Please restate the following records word for word.

........

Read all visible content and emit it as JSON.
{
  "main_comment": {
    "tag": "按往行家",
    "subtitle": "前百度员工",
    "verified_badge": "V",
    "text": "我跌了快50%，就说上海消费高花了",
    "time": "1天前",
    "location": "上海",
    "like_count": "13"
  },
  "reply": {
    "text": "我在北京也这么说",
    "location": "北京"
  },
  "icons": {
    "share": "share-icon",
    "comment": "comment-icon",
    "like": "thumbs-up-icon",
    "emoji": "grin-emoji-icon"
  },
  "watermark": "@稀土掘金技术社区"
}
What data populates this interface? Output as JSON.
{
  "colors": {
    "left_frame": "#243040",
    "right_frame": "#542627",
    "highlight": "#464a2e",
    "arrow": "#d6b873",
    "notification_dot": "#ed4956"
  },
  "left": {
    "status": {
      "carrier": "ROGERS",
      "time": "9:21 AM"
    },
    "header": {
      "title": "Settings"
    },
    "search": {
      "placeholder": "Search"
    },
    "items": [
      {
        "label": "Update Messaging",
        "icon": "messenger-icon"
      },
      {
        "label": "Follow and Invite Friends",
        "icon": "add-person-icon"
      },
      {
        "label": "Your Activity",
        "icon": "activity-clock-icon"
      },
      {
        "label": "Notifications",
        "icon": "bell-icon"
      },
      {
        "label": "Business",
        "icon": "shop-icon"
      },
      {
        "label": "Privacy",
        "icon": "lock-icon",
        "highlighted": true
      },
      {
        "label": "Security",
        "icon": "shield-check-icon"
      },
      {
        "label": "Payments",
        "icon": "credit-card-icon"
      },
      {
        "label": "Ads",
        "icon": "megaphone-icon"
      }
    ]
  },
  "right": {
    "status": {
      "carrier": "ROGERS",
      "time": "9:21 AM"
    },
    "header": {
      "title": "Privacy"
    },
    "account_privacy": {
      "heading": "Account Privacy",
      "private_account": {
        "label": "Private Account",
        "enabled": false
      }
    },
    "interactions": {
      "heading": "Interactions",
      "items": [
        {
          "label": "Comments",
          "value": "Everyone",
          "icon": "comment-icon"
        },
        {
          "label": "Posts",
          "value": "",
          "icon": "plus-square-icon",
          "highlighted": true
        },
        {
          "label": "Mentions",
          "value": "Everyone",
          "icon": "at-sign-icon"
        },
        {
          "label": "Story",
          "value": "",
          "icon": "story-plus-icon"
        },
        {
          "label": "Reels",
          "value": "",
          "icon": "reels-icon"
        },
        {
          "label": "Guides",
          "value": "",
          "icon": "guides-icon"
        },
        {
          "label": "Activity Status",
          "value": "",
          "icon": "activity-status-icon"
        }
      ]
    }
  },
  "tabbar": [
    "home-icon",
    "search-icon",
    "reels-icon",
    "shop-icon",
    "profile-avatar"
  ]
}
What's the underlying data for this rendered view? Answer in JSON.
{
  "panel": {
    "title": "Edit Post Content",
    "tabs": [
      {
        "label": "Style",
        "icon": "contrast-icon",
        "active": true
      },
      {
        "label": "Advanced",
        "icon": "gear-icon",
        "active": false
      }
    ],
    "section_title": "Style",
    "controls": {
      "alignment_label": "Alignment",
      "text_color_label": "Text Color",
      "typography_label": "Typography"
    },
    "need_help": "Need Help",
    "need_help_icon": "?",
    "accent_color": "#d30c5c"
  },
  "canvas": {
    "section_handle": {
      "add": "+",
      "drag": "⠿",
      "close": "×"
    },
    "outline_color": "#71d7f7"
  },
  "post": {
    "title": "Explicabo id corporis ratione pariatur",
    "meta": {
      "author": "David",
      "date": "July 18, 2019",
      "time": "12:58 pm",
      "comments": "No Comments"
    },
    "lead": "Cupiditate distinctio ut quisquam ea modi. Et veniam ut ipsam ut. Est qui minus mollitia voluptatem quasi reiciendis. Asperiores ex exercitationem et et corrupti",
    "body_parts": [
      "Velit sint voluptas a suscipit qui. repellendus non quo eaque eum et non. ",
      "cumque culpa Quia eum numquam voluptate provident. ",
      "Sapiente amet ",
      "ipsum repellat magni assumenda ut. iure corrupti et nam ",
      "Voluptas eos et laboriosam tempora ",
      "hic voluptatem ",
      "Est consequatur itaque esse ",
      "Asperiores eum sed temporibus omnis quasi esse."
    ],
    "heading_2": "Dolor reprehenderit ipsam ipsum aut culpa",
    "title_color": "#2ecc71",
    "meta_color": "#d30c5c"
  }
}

........

● **Completed task**:
Read all visible content and emit it as JSON.
{
  "main_comment": {
    "tag": "按往行家",
    "subtitle": "前百度员工",
    "verified_badge": "V",
    "text": "我跌了快50%，就说上海消费高花了",
    "time": "1天前",
    "location": "上海",
    "like_count": "13"
  },
  "reply": {
    "text": "我在北京也这么说",
    "location": "北京"
  },
  "icons": {
    "share": "share-icon",
    "comment": "comment-icon",
    "like": "thumbs-up-icon",
    "emoji": "grin-emoji-icon"
  },
  "watermark": "@稀土掘金技术社区"
}
What data populates this interface? Output as JSON.
{
  "colors": {
    "left_frame": "#243040",
    "right_frame": "#542627",
    "highlight": "#464a2e",
    "arrow": "#d6b873",
    "notification_dot": "#ed4956"
  },
  "left": {
    "status": {
      "carrier": "ROGERS",
      "time": "9:21 AM"
    },
    "header": {
      "title": "Settings"
    },
    "search": {
      "placeholder": "Search"
    },
    "items": [
      {
        "label": "Update Messaging",
        "icon": "messenger-icon"
      },
      {
        "label": "Follow and Invite Friends",
        "icon": "add-person-icon"
      },
      {
        "label": "Your Activity",
        "icon": "activity-clock-icon"
      },
      {
        "label": "Notifications",
        "icon": "bell-icon"
      },
      {
        "label": "Business",
        "icon": "shop-icon"
      },
      {
        "label": "Privacy",
        "icon": "lock-icon",
        "highlighted": true
      },
      {
        "label": "Security",
        "icon": "shield-check-icon"
      },
      {
        "label": "Payments",
        "icon": "credit-card-icon"
      },
      {
        "label": "Ads",
        "icon": "megaphone-icon"
      }
    ]
  },
  "right": {
    "status": {
      "carrier": "ROGERS",
      "time": "9:21 AM"
    },
    "header": {
      "title": "Privacy"
    },
    "account_privacy": {
      "heading": "Account Privacy",
      "private_account": {
        "label": "Private Account",
        "enabled": false
      }
    },
    "interactions": {
      "heading": "Interactions",
      "items": [
        {
          "label": "Comments",
          "value": "Everyone",
          "icon": "comment-icon"
        },
        {
          "label": "Posts",
          "value": "",
          "icon": "plus-square-icon",
          "highlighted": true
        },
        {
          "label": "Mentions",
          "value": "Everyone",
          "icon": "at-sign-icon"
        },
        {
          "label": "Story",
          "value": "",
          "icon": "story-plus-icon"
        },
        {
          "label": "Reels",
          "value": "",
          "icon": "reels-icon"
        },
        {
          "label": "Guides",
          "value": "",
          "icon": "guides-icon"
        },
        {
          "label": "Activity Status",
          "value": "",
          "icon": "activity-status-icon"
        }
      ]
    }
  },
  "tabbar": [
    "home-icon",
    "search-icon",
    "reels-icon",
    "shop-icon",
    "profile-avatar"
  ]
}
What's the underlying data for this rendered view? Answer in JSON.
{
  "panel": {
    "title": "Edit Post Content",
    "tabs": [
      {
        "label": "Style",
        "icon": "contrast-icon",
        "active": true
      },
      {
        "label": "Advanced",
        "icon": "gear-icon",
        "active": false
      }
    ],
    "section_title": "Style",
    "controls": {
      "alignment_label": "Alignment",
      "text_color_label": "Text Color",
      "typography_label": "Typography"
    },
    "need_help": "Need Help",
    "need_help_icon": "?",
    "accent_color": "#d30c5c"
  },
  "canvas": {
    "section_handle": {
      "add": "+",
      "drag": "⠿",
      "close": "×"
    },
    "outline_color": "#71d7f7"
  },
  "post": {
    "title": "Explicabo id corporis ratione pariatur",
    "meta": {
      "author": "David",
      "date": "July 18, 2019",
      "time": "12:58 pm",
      "comments": "No Comments"
    },
    "lead": "Cupiditate distinctio ut quisquam ea modi. Et veniam ut ipsam ut. Est qui minus mollitia voluptatem quasi reiciendis. Asperiores ex exercitationem et et corrupti",
    "body_parts": [
      "Velit sint voluptas a suscipit qui. repellendus non quo eaque eum et non. ",
      "cumque culpa Quia eum numquam voluptate provident. ",
      "Sapiente amet ",
      "ipsum repellat magni assumenda ut. iure corrupti et nam ",
      "Voluptas eos et laboriosam tempora ",
      "hic voluptatem ",
      "Est consequatur itaque esse ",
      "Asperiores eum sed temporibus omnis quasi esse."
    ],
    "heading_2": "Dolor reprehenderit ipsam ipsum aut culpa",
    "title_color": "#2ecc71",
    "meta_color": "#d30c5c"
  }
}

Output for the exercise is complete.